● **Exercise instructions**:
Would it be possible to write out each entry below exactly, without the pictures?

● **Supplied records**:

((

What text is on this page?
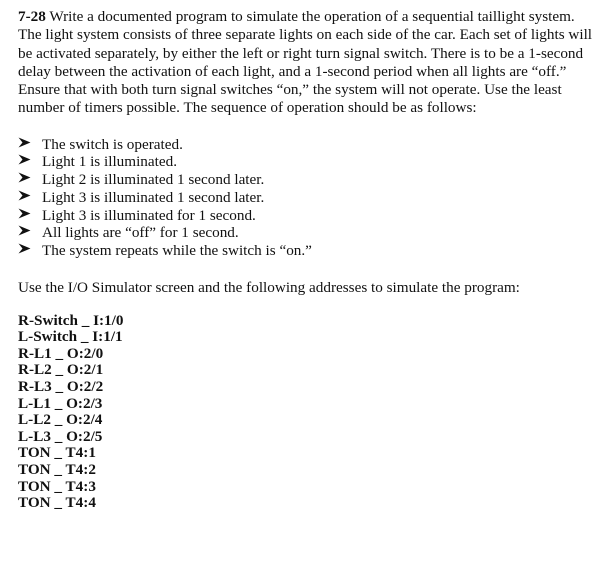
7-28 Write a documented program to simulate the operation of a sequential taillight system. The light system consists of three separate lights on each side of the car. Each set of lights will be activated separately, by either the left or right turn signal switch. There is to be a 1-second delay between the activation of each light, and a 1-second period when all lights are “off.” Ensure that with both turn signal switches “on,” the system will not operate. Use the least number of timers possible. The sequence of operation should be as follows:

The switch is operated.
Light 1 is illuminated.
Light 2 is illuminated 1 second later.
Light 3 is illuminated 1 second later.
Light 3 is illuminated for 1 second.
All lights are “off” for 1 second.
The system repeats while the switch is “on.”

Use the I/O Simulator screen and the following addresses to simulate the program:

R-Switch _ I:1/0
L-Switch _ I:1/1
R-L1 _ O:2/0
R-L2 _ O:2/1
R-L3 _ O:2/2
L-L1 _ O:2/3
L-L2 _ O:2/4
L-L3 _ O:2/5
TON _ T4:1
TON _ T4:2
TON _ T4:3
TON _ T4:4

))

● **Answer to this task**:
What text is on this page?
7-28 Write a documented program to simulate the operation of a sequential taillight system. The light system consists of three separate lights on each side of the car. Each set of lights will be activated separately, by either the left or right turn signal switch. There is to be a 1-second delay between the activation of each light, and a 1-second period when all lights are “off.” Ensure that with both turn signal switches “on,” the system will not operate. Use the least number of timers possible. The sequence of operation should be as follows:

The switch is operated.
Light 1 is illuminated.
Light 2 is illuminated 1 second later.
Light 3 is illuminated 1 second later.
Light 3 is illuminated for 1 second.
All lights are “off” for 1 second.
The system repeats while the switch is “on.”

Use the I/O Simulator screen and the following addresses to simulate the program:

R-Switch _ I:1/0
L-Switch _ I:1/1
R-L1 _ O:2/0
R-L2 _ O:2/1
R-L3 _ O:2/2
L-L1 _ O:2/3
L-L2 _ O:2/4
L-L3 _ O:2/5
TON _ T4:1
TON _ T4:2
TON _ T4:3
TON _ T4:4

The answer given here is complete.